Your goal: List each line of the data that holds the word "this".

Provided information:
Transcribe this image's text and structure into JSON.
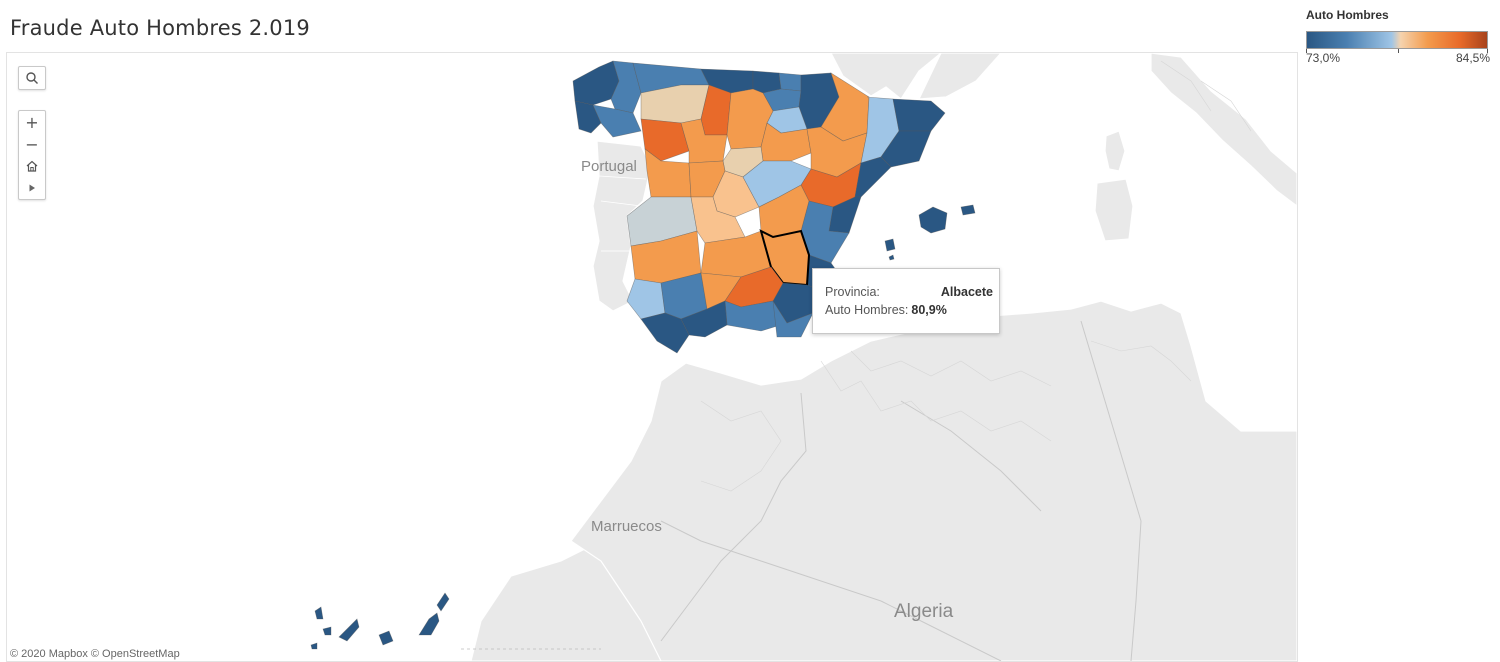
{
  "title": "Fraude Auto Hombres 2.019",
  "legend": {
    "title": "Auto Hombres",
    "min_label": "73,0%",
    "max_label": "84,5%",
    "colors": [
      "#2a5783",
      "#4a7fb0",
      "#9fc5e6",
      "#f5d3ae",
      "#f39b4d",
      "#e86a2a",
      "#a8431c"
    ]
  },
  "map_labels": {
    "portugal": "Portugal",
    "marruecos": "Marruecos",
    "algeria": "Algeria"
  },
  "controls": {
    "search_icon": "search-icon",
    "zoom_in": "+",
    "zoom_out": "−",
    "home_icon": "home-icon",
    "play_icon": "play-icon"
  },
  "tooltip": {
    "field1_label": "Provincia:",
    "field1_value": "Albacete",
    "field2_label": "Auto Hombres:",
    "field2_value": "80,9%"
  },
  "selected_province": "Albacete",
  "attribution": "© 2020 Mapbox  © OpenStreetMap"
}
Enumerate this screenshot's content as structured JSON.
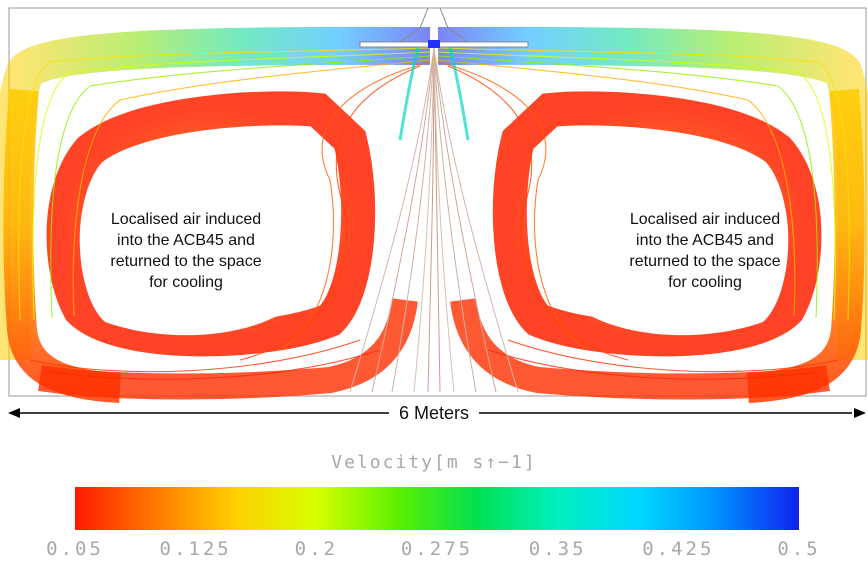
{
  "annotations": {
    "left": [
      "Localised air induced",
      "into the ACB45 and",
      "returned to the space",
      "for cooling"
    ],
    "right": [
      "Localised air induced",
      "into the ACB45 and",
      "returned to the space",
      "for cooling"
    ]
  },
  "scale_label": "6 Meters",
  "legend": {
    "title": "Velocity[m s↑−1]",
    "min": 0.05,
    "max": 0.5,
    "ticks": [
      "0.05",
      "0.125",
      "0.2",
      "0.275",
      "0.35",
      "0.425",
      "0.5"
    ],
    "colors": [
      "#ff1a00",
      "#ff7a00",
      "#ffd000",
      "#d8ff00",
      "#5ef000",
      "#00e050",
      "#00f0c0",
      "#00d8ff",
      "#0090ff",
      "#1020f0"
    ]
  }
}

Exercise response:
Transcribe this image's text and structure into JSON.
Enumerate this screenshot's content as structured JSON.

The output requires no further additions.